What you should do:
Output the material exactly, but drop every image it holds.

Records shown:

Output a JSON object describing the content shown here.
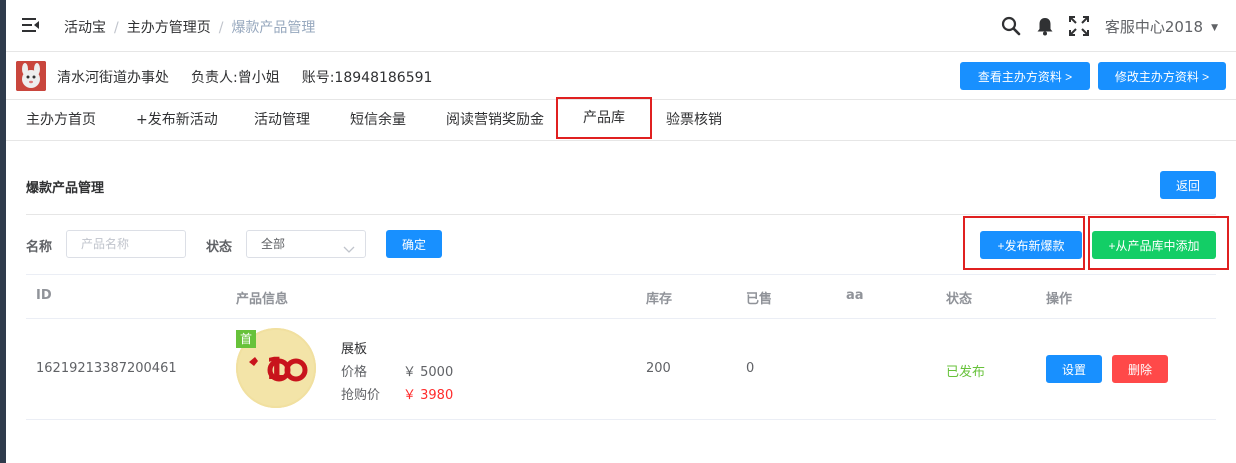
{
  "breadcrumb": [
    "活动宝",
    "主办方管理页",
    "爆款产品管理"
  ],
  "user_menu": "客服中心2018",
  "organizer": {
    "name": "清水河街道办事处",
    "contact": "负责人:曾小姐",
    "account": "账号:18948186591",
    "view_button": "查看主办方资料 >",
    "edit_button": "修改主办方资料 >"
  },
  "tabs": [
    "主办方首页",
    "+发布新活动",
    "活动管理",
    "短信余量",
    "阅读营销奖励金",
    "产品库",
    "验票核销"
  ],
  "section": {
    "title": "爆款产品管理",
    "back_button": "返回"
  },
  "filter": {
    "name_label": "名称",
    "name_placeholder": "产品名称",
    "status_label": "状态",
    "status_value": "全部",
    "confirm_button": "确定",
    "publish_button": "+发布新爆款",
    "add_from_library_button": "+从产品库中添加"
  },
  "table": {
    "columns": [
      "ID",
      "产品信息",
      "库存",
      "已售",
      "aa",
      "状态",
      "操作"
    ],
    "rows": [
      {
        "id": "16219213387200461",
        "badge": "首",
        "name": "展板",
        "price_label": "价格",
        "price": "￥ 5000",
        "rush_label": "抢购价",
        "rush_price": "￥ 3980",
        "stock": "200",
        "sold": "0",
        "aa": "",
        "status": "已发布",
        "set_button": "设置",
        "delete_button": "删除"
      }
    ]
  },
  "colors": {
    "primary": "#1890ff",
    "success": "#13ce66",
    "danger": "#ff4949",
    "highlight": "#e02020",
    "published": "#67c23a",
    "rush_price": "#ff2c2c"
  },
  "icons": [
    "menu-toggle-icon",
    "search-icon",
    "bell-icon",
    "fullscreen-icon",
    "caret-down-icon",
    "chevron-down-icon"
  ]
}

Correct response:
Output a JSON object describing the content shown here.
{
  "breadcrumb": [
    "活动宝",
    "主办方管理页",
    "爆款产品管理"
  ],
  "user_menu": "客服中心2018",
  "organizer": {
    "name": "清水河街道办事处",
    "contact": "负责人:曾小姐",
    "account": "账号:18948186591",
    "view_button": "查看主办方资料 >",
    "edit_button": "修改主办方资料 >"
  },
  "tabs": [
    "主办方首页",
    "+发布新活动",
    "活动管理",
    "短信余量",
    "阅读营销奖励金",
    "产品库",
    "验票核销"
  ],
  "section": {
    "title": "爆款产品管理",
    "back_button": "返回"
  },
  "filter": {
    "name_label": "名称",
    "name_placeholder": "产品名称",
    "status_label": "状态",
    "status_value": "全部",
    "confirm_button": "确定",
    "publish_button": "+发布新爆款",
    "add_from_library_button": "+从产品库中添加"
  },
  "table": {
    "columns": [
      "ID",
      "产品信息",
      "库存",
      "已售",
      "aa",
      "状态",
      "操作"
    ],
    "rows": [
      {
        "id": "16219213387200461",
        "badge": "首",
        "name": "展板",
        "price_label": "价格",
        "price": "￥ 5000",
        "rush_label": "抢购价",
        "rush_price": "￥ 3980",
        "stock": "200",
        "sold": "0",
        "aa": "",
        "status": "已发布",
        "set_button": "设置",
        "delete_button": "删除"
      }
    ]
  },
  "colors": {
    "primary": "#1890ff",
    "success": "#13ce66",
    "danger": "#ff4949",
    "highlight": "#e02020",
    "published": "#67c23a",
    "rush_price": "#ff2c2c"
  },
  "icons": [
    "menu-toggle-icon",
    "search-icon",
    "bell-icon",
    "fullscreen-icon",
    "caret-down-icon",
    "chevron-down-icon"
  ]
}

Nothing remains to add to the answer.